— start —

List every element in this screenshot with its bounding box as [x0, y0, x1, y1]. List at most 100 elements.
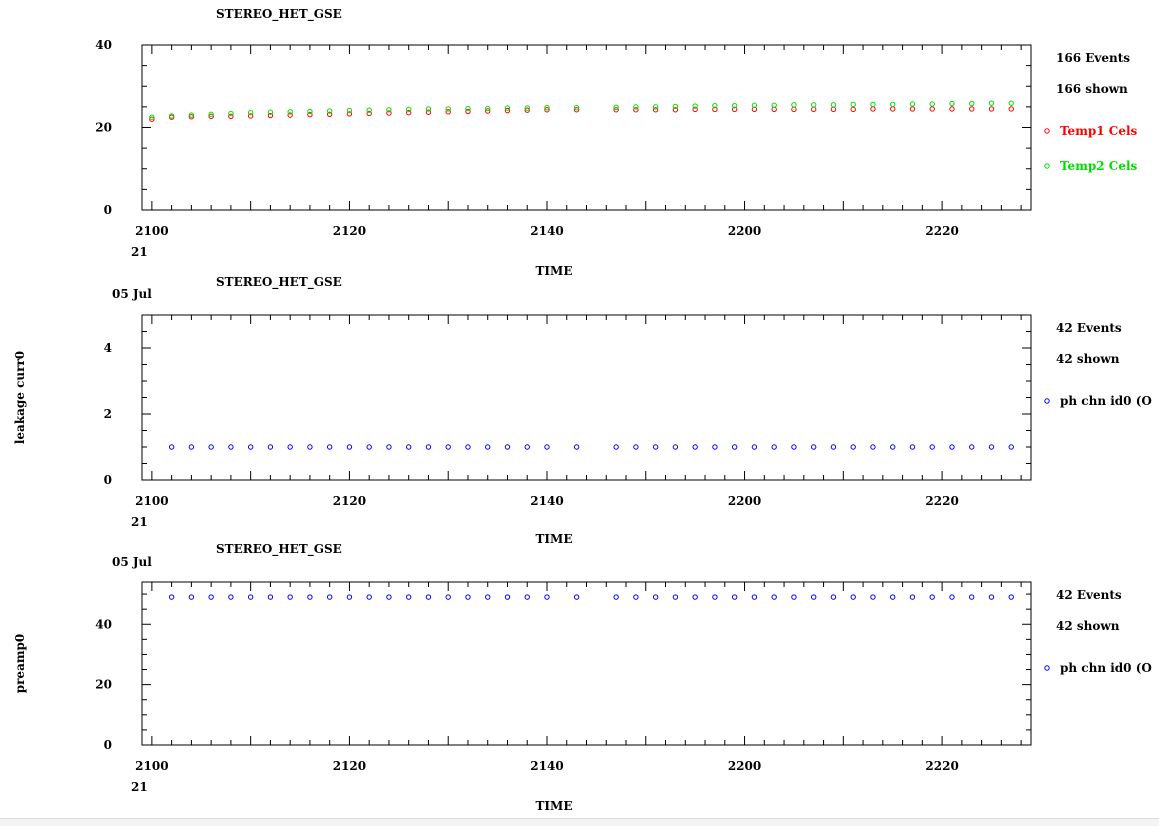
- data-point: [208, 594, 214, 600]
- y-tick-label: 0: [104, 203, 112, 217]
- data-point: [326, 594, 333, 600]
- data-point: [544, 107, 550, 113]
- data-point: [208, 113, 214, 120]
- y-tick-label: 40: [95, 38, 112, 52]
- data-point: [692, 106, 698, 113]
- data-point: [1008, 106, 1014, 112]
- data-point: [307, 112, 313, 118]
- plot-frame: [141, 581, 1032, 746]
- data-point: [326, 444, 333, 450]
- x-tick-label: 2120: [333, 759, 366, 773]
- data-point: [524, 105, 530, 111]
- data-point: [929, 101, 935, 107]
- data-point: [485, 108, 491, 114]
- event-count-label: 166 shown: [1056, 82, 1128, 96]
- data-point: [672, 594, 679, 600]
- data-point: [346, 107, 353, 114]
- data-point: [287, 112, 293, 118]
- plot-title: STEREO_HET_GSE: [216, 7, 342, 22]
- data-point: [544, 594, 550, 600]
- data-point: [465, 105, 471, 112]
- data-point: [287, 594, 293, 600]
- plot-title: STEREO_HET_GSE: [216, 275, 342, 290]
- date-label-month: 05 Jul: [112, 555, 152, 569]
- event-count-label: 42 Events: [1056, 321, 1122, 335]
- data-point: [406, 109, 412, 116]
- data-point: [633, 107, 639, 113]
- y-tick-label: 0: [104, 473, 112, 487]
- data-point: [247, 444, 254, 450]
- y-tick-label: 20: [95, 678, 112, 692]
- series-1: [149, 106, 1014, 122]
- data-point: [524, 444, 530, 450]
- data-point: [307, 444, 313, 450]
- data-point: [810, 594, 817, 600]
- plot-title: STEREO_HET_GSE: [216, 542, 342, 557]
- legend-label: ph chn id0 (O: [1060, 394, 1152, 408]
- data-point: [712, 102, 718, 109]
- data-point: [267, 109, 274, 115]
- data-point: [188, 112, 195, 118]
- data-point: [810, 444, 817, 450]
- data-point: [731, 106, 738, 113]
- plot-panel-1: STEREO_HET_GSE 2100 2120 2140 2200 2220 21 05 J…: [95, 7, 1137, 301]
- y-axis-title: leakage curr0: [13, 351, 27, 444]
- y-tick-label: 4: [104, 341, 112, 355]
- data-point: [425, 109, 432, 115]
- x-tick-label: 2140: [530, 494, 563, 508]
- date-label-day: 21: [131, 780, 148, 794]
- data-point: [1008, 100, 1014, 106]
- data-point: [425, 594, 432, 600]
- data-point: [168, 444, 175, 450]
- data-point: [969, 100, 975, 107]
- data-point: [929, 444, 935, 450]
- data-point: [830, 594, 837, 600]
- data-point: [149, 116, 155, 122]
- data-point: [326, 111, 333, 118]
- data-point: [188, 444, 195, 450]
- x-tick-label: 2140: [530, 224, 563, 238]
- y-tick-label: 20: [95, 121, 112, 135]
- data-point: [524, 594, 530, 600]
- data-point: [386, 110, 392, 116]
- data-point: [228, 594, 234, 600]
- data-point: [465, 444, 471, 450]
- data-point: [672, 107, 679, 113]
- data-point: [771, 594, 777, 600]
- data-point: [445, 106, 451, 112]
- data-point: [830, 444, 837, 450]
- data-point: [573, 107, 580, 113]
- data-point: [485, 444, 491, 450]
- date-label-month: 05 Jul: [112, 287, 152, 301]
- plot-frame: [141, 44, 1032, 211]
- x-tick-label: 2120: [333, 494, 366, 508]
- data-point: [731, 444, 738, 450]
- data-point: [652, 107, 659, 113]
- data-point: [613, 444, 619, 450]
- plot-panel-2: STEREO_HET_GSE 2100 2120 2140 2200 2220 21 05 J…: [13, 275, 1152, 569]
- x-tick-label: 2220: [925, 759, 958, 773]
- data-point: [366, 110, 372, 117]
- data-point: [731, 102, 738, 109]
- data-point: [504, 105, 511, 111]
- data-point: [573, 444, 580, 450]
- data-point: [870, 594, 876, 600]
- legend-marker: [1044, 665, 1050, 671]
- data-point: [613, 104, 619, 110]
- x-axis-title: TIME: [536, 264, 573, 278]
- data-point: [909, 444, 916, 450]
- data-point: [168, 594, 175, 600]
- data-point: [929, 106, 935, 112]
- y-tick-label: 2: [104, 407, 112, 421]
- data-point: [890, 106, 896, 112]
- data-point: [346, 111, 353, 117]
- data-point: [771, 102, 777, 108]
- data-point: [613, 594, 619, 600]
- data-point: [870, 106, 876, 112]
- data-point: [228, 113, 234, 120]
- data-point: [445, 594, 451, 600]
- data-point: [149, 114, 155, 120]
- data-point: [909, 101, 916, 107]
- data-point: [247, 594, 254, 600]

— end —

Render the part of the list above that opens with the line containing "- data-point: [208, 594, 214, 600]" and closes with the line containing "- data-point: [524, 105, 530, 111]" as a Markdown table with the columns Row and Item, numbering each line and leaving out blank lines.

* **Expected answer**
| Row | Item |
|---|---|
| 1 | - data-point: [208, 594, 214, 600] |
| 2 | - y-tick-label: 0: [104, 203, 112, 217] |
| 3 | - data-point: [326, 594, 333, 600] |
| 4 | - data-point: [544, 107, 550, 113] |
| 5 | - data-point: [208, 113, 214, 120] |
| 6 | - y-tick-label: 40: [95, 38, 112, 52] |
| 7 | - data-point: [692, 106, 698, 113] |
| 8 | - data-point: [1008, 106, 1014, 112] |
| 9 | - data-point: [307, 112, 313, 118] |
| 10 | - plot-frame: [141, 581, 1032, 746] |
| 11 | - data-point: [326, 444, 333, 450] |
| 12 | - x-tick-label: 2120: [333, 759, 366, 773] |
| 13 | - data-point: [524, 105, 530, 111] |